→ **SHORT EXERCISE**:
Reproduce each line of the records below word for word.

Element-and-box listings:
===
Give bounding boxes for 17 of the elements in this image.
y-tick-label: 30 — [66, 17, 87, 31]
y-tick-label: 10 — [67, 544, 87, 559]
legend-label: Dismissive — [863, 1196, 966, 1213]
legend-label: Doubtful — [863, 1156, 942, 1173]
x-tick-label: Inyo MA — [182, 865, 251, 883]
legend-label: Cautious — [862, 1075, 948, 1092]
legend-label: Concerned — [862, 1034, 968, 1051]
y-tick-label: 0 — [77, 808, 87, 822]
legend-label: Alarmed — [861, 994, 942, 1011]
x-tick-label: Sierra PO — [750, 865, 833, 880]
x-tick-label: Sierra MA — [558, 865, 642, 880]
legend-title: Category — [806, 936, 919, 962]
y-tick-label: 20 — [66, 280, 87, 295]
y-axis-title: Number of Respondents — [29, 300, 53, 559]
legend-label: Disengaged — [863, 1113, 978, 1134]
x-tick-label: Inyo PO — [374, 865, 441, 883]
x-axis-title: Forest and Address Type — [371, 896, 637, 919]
===
→ **OUTPUT FOR THIS TASK**:
Give bounding boxes for 17 of the elements in this image.
y-tick-label: 30 — [66, 17, 87, 31]
y-tick-label: 10 — [67, 544, 87, 559]
legend-label: Dismissive — [863, 1196, 966, 1213]
legend-label: Doubtful — [863, 1156, 942, 1173]
x-tick-label: Inyo MA — [182, 865, 251, 883]
legend-label: Cautious — [862, 1075, 948, 1092]
legend-label: Concerned — [862, 1034, 968, 1051]
y-tick-label: 0 — [77, 808, 87, 822]
legend-label: Alarmed — [861, 994, 942, 1011]
x-tick-label: Sierra PO — [750, 865, 833, 880]
x-tick-label: Sierra MA — [558, 865, 642, 880]
legend-title: Category — [806, 936, 919, 962]
y-tick-label: 20 — [66, 280, 87, 295]
y-axis-title: Number of Respondents — [29, 300, 53, 559]
legend-label: Disengaged — [863, 1113, 978, 1134]
x-tick-label: Inyo PO — [374, 865, 441, 883]
x-axis-title: Forest and Address Type — [371, 896, 637, 919]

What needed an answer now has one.